[Alıştırmanın Amacı]
Metin parçasında "Havada dibek kahvesi, sakızlı" sözlerinden "artık bundan ötesi..." sözlerine kadar olan kısmı kelimesi kelimesine yaz.

[Metin Parçası]
===============
Havada dibek kahvesi, sakızlı kurabiye ve terli öğle uykuları esintisi... Eski taş evlerin açık pencerelerinden süzülen ince bir rutubet senfonisi... Zaman zaman kulağa çalınan seslerde hep o çok tanıdık anneanne Giritlicesi... Ve ben; Cunda sokaklarından kendi kayıp tarihinin parçalarını toplayan hayli tuhaf bir ahir zaman eskicisi... Eskiler alırım, karşılığında hikâyeler anlatırım, hem öyle fazla kalamam bir yerde, alır başımı giderim, bilmem ki ne olur artık bundan ötesi...

22 Haziran 2009 Pazartesi

Vay başıma!..
===============
[Veriler]
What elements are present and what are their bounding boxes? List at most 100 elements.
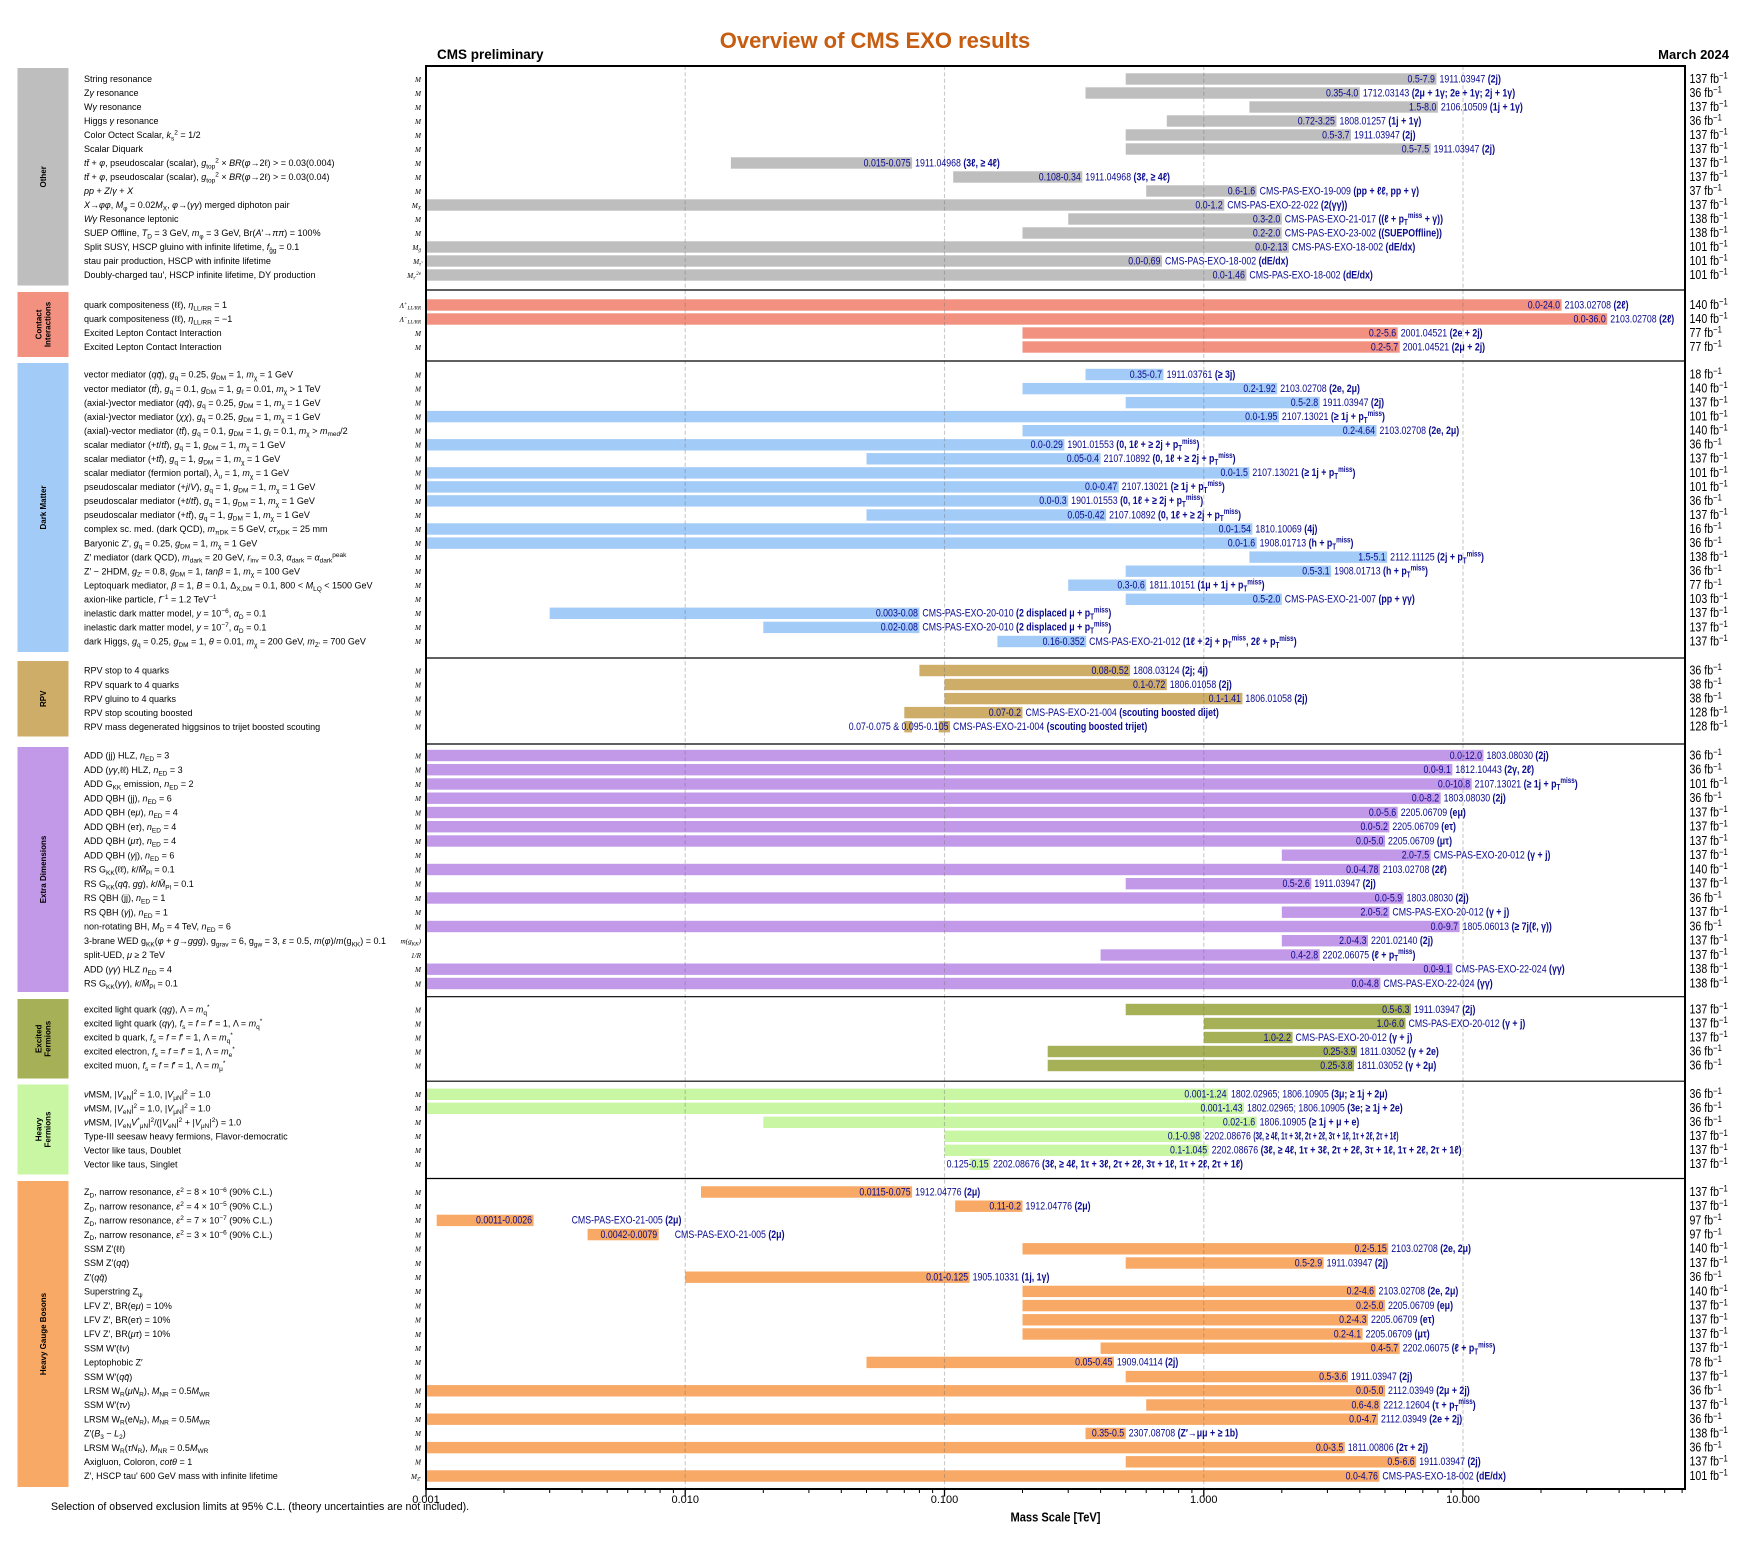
===============
[Çözümlü Cevap]
Havada dibek kahvesi, sakızlı kurabiye ve terli öğle uykuları esintisi... Eski taş evlerin açık pencerelerinden süzülen ince bir rutubet senfonisi... Zaman zaman kulağa çalınan seslerde hep o çok tanıdık anneanne Giritlicesi... Ve ben; Cunda sokaklarından kendi kayıp tarihinin parçalarını toplayan hayli tuhaf bir ahir zaman eskicisi... Eskiler alırım, karşılığında hikâyeler anlatırım, hem öyle fazla kalamam bir yerde, alır başımı giderim, bilmem ki ne olur artık bundan ötesi...